> _Challenge_: Whenever a line contains the string "Policy", copy it out of the entries.

** Begin **

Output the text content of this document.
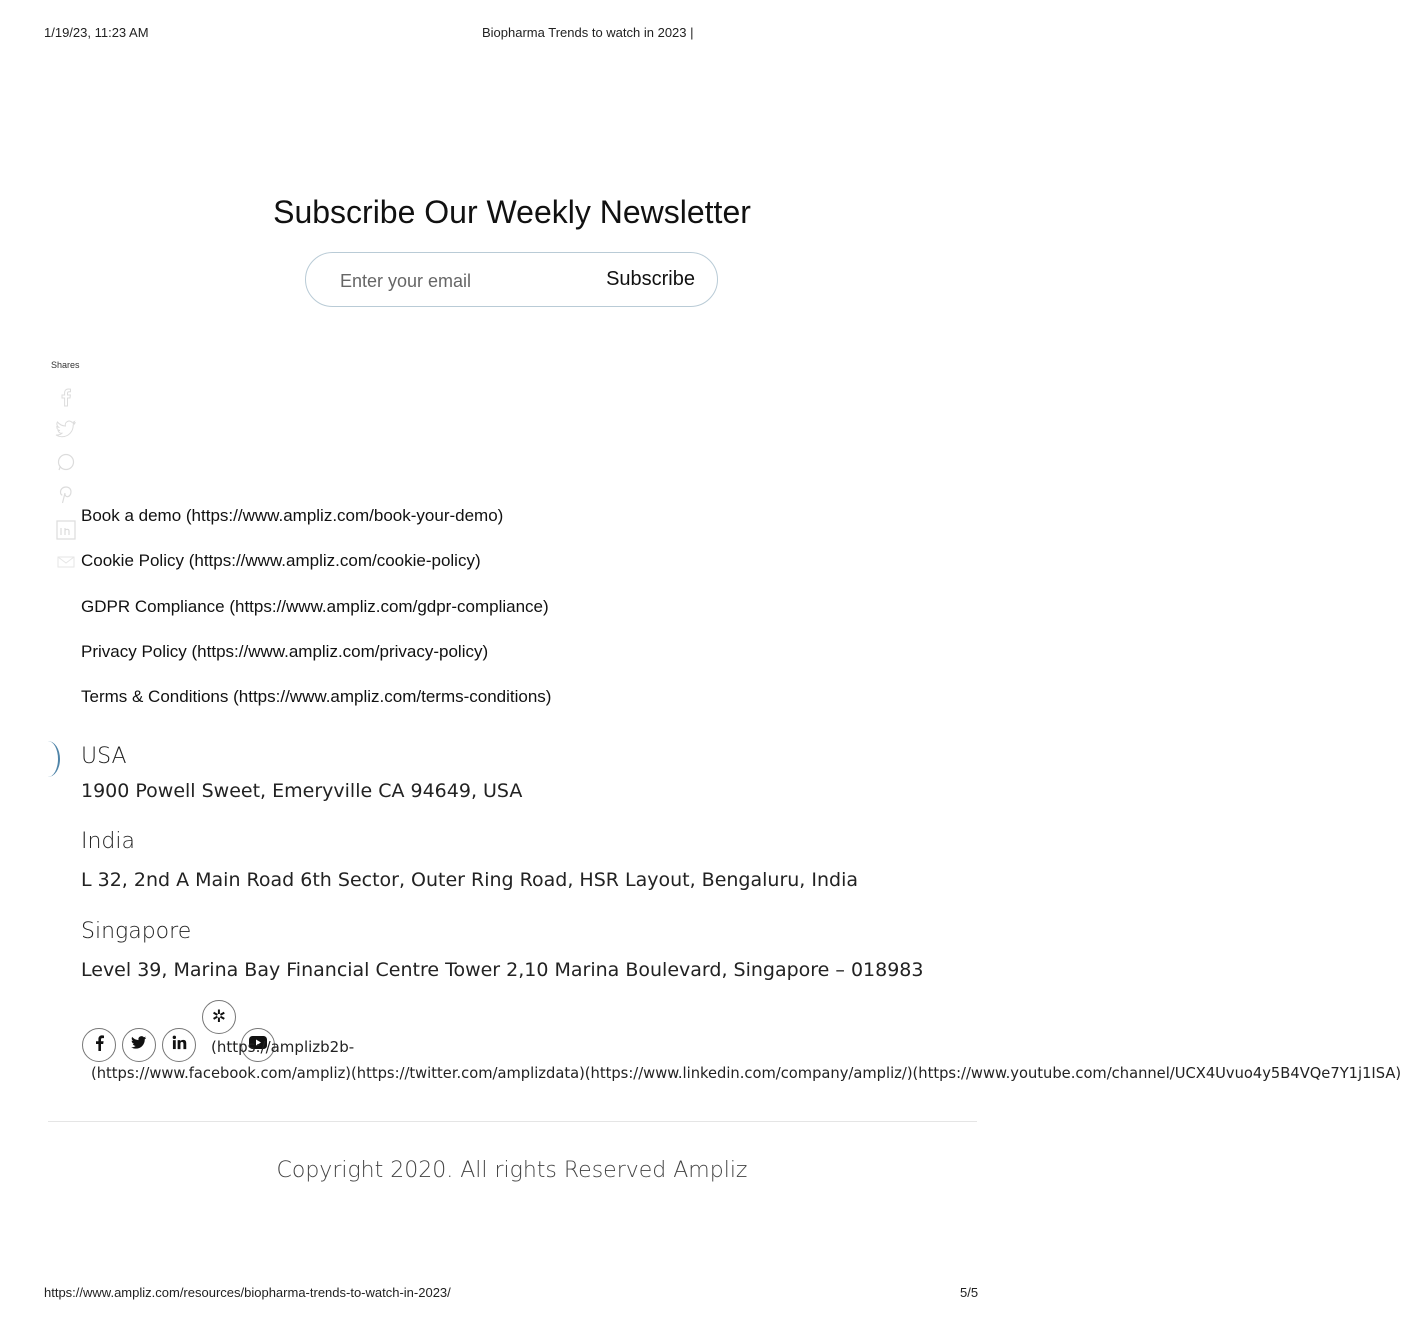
1/19/23, 11:23 AM	Biopharma Trends to watch in 2023 |
Subscribe Our Weekly Newsletter
Enter your email
Subscribe
Shares
Book a demo (https://www.ampliz.com/book-your-demo)
Cookie Policy (https://www.ampliz.com/cookie-policy)
GDPR Compliance (https://www.ampliz.com/gdpr-compliance)
Privacy Policy (https://www.ampliz.com/privacy-policy)
Terms & Conditions (https://www.ampliz.com/terms-conditions)
USA
1900 Powell Sweet, Emeryville CA 94649, USA
India
L 32, 2nd A Main Road 6th Sector, Outer Ring Road, HSR Layout, Bengaluru, India
Singapore
Level 39, Marina Bay Financial Centre Tower 2,10 Marina Boulevard, Singapore – 018983
✲
(https://amplizb2b-
(https://www.facebook.com/ampliz)(https://twitter.com/amplizdata)(https://www.linkedin.com/company/ampliz/)(https://www.youtube.com/channel/UCX4Uvuo4y5B4VQe7Y1j1ISA)
Copyright 2020. All rights Reserved Ampliz
https://www.ampliz.com/resources/biopharma-trends-to-watch-in-2023/	5/5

** End **

> _Exercise solution_:
Cookie Policy (https://www.ampliz.com/cookie-policy)
Privacy Policy (https://www.ampliz.com/privacy-policy)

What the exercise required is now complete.